■ Exercise requirements: From the entries below, copy every line holding the word "display".

■ Data excerpts:
◆ ◆ ◆ ◆ ◆
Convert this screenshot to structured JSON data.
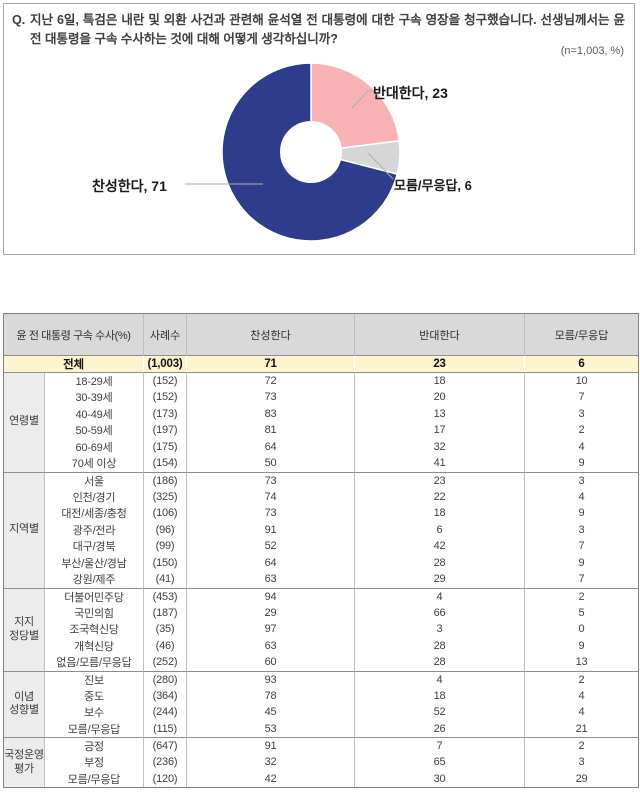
{
  "question": {
    "prefix": "Q.",
    "text": "지난 6일, 특검은 내란 및 외환 사건과 관련해 윤석열 전 대통령에 대한 구속 영장을 청구했습니다. 선생님께서는 윤 전 대통령을 구속 수사하는 것에 대해 어떻게 생각하십니까?",
    "sample_note": "(n=1,003, %)"
  },
  "chart_data": {
    "type": "pie",
    "subtype": "donut",
    "start_angle_deg": 0,
    "direction": "clockwise",
    "hole_ratio": 0.34,
    "n": 1003,
    "unit": "%",
    "slices": [
      {
        "label": "반대한다",
        "value": 23,
        "color": "#F8B2B5",
        "display": "반대한다, 23"
      },
      {
        "label": "모름/무응답",
        "value": 6,
        "color": "#D6D6D6",
        "display": "모름/무응답, 6"
      },
      {
        "label": "찬성한다",
        "value": 71,
        "color": "#2F3B8B",
        "display": "찬성한다, 71"
      }
    ]
  },
  "table": {
    "headers": [
      "윤 전 대통령 구속 수사(%)",
      "사례수",
      "찬성한다",
      "반대한다",
      "모름/무응답"
    ],
    "total_row": {
      "label": "전체",
      "n": "(1,003)",
      "values": [
        71,
        23,
        6
      ]
    },
    "groups": [
      {
        "label": "연령별",
        "rows": [
          {
            "label": "18-29세",
            "n": "(152)",
            "values": [
              72,
              18,
              10
            ]
          },
          {
            "label": "30-39세",
            "n": "(152)",
            "values": [
              73,
              20,
              7
            ]
          },
          {
            "label": "40-49세",
            "n": "(173)",
            "values": [
              83,
              13,
              3
            ]
          },
          {
            "label": "50-59세",
            "n": "(197)",
            "values": [
              81,
              17,
              2
            ]
          },
          {
            "label": "60-69세",
            "n": "(175)",
            "values": [
              64,
              32,
              4
            ]
          },
          {
            "label": "70세 이상",
            "n": "(154)",
            "values": [
              50,
              41,
              9
            ]
          }
        ]
      },
      {
        "label": "지역별",
        "rows": [
          {
            "label": "서울",
            "n": "(186)",
            "values": [
              73,
              23,
              3
            ]
          },
          {
            "label": "인천/경기",
            "n": "(325)",
            "values": [
              74,
              22,
              4
            ]
          },
          {
            "label": "대전/세종/충청",
            "n": "(106)",
            "values": [
              73,
              18,
              9
            ]
          },
          {
            "label": "광주/전라",
            "n": "(96)",
            "values": [
              91,
              6,
              3
            ]
          },
          {
            "label": "대구/경북",
            "n": "(99)",
            "values": [
              52,
              42,
              7
            ]
          },
          {
            "label": "부산/울산/경남",
            "n": "(150)",
            "values": [
              64,
              28,
              9
            ]
          },
          {
            "label": "강원/제주",
            "n": "(41)",
            "values": [
              63,
              29,
              7
            ]
          }
        ]
      },
      {
        "label": "지지\n정당별",
        "rows": [
          {
            "label": "더불어민주당",
            "n": "(453)",
            "values": [
              94,
              4,
              2
            ]
          },
          {
            "label": "국민의힘",
            "n": "(187)",
            "values": [
              29,
              66,
              5
            ]
          },
          {
            "label": "조국혁신당",
            "n": "(35)",
            "values": [
              97,
              3,
              0
            ]
          },
          {
            "label": "개혁신당",
            "n": "(46)",
            "values": [
              63,
              28,
              9
            ]
          },
          {
            "label": "없음/모름/무응답",
            "n": "(252)",
            "values": [
              60,
              28,
              13
            ]
          }
        ]
      },
      {
        "label": "이념\n성향별",
        "rows": [
          {
            "label": "진보",
            "n": "(280)",
            "values": [
              93,
              4,
              2
            ]
          },
          {
            "label": "중도",
            "n": "(364)",
            "values": [
              78,
              18,
              4
            ]
          },
          {
            "label": "보수",
            "n": "(244)",
            "values": [
              45,
              52,
              4
            ]
          },
          {
            "label": "모름/무응답",
            "n": "(115)",
            "values": [
              53,
              26,
              21
            ]
          }
        ]
      },
      {
        "label": "국정운영\n평가",
        "rows": [
          {
            "label": "긍정",
            "n": "(647)",
            "values": [
              91,
              7,
              2
            ]
          },
          {
            "label": "부정",
            "n": "(236)",
            "values": [
              32,
              65,
              3
            ]
          },
          {
            "label": "모름/무응답",
            "n": "(120)",
            "values": [
              42,
              30,
              29
            ]
          }
        ]
      }
    ]
  }
}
◆ ◆ ◆ ◆ ◆
■ Task result:
        "display": "반대한다, 23"
        "display": "모름/무응답, 6"
        "display": "찬성한다, 71"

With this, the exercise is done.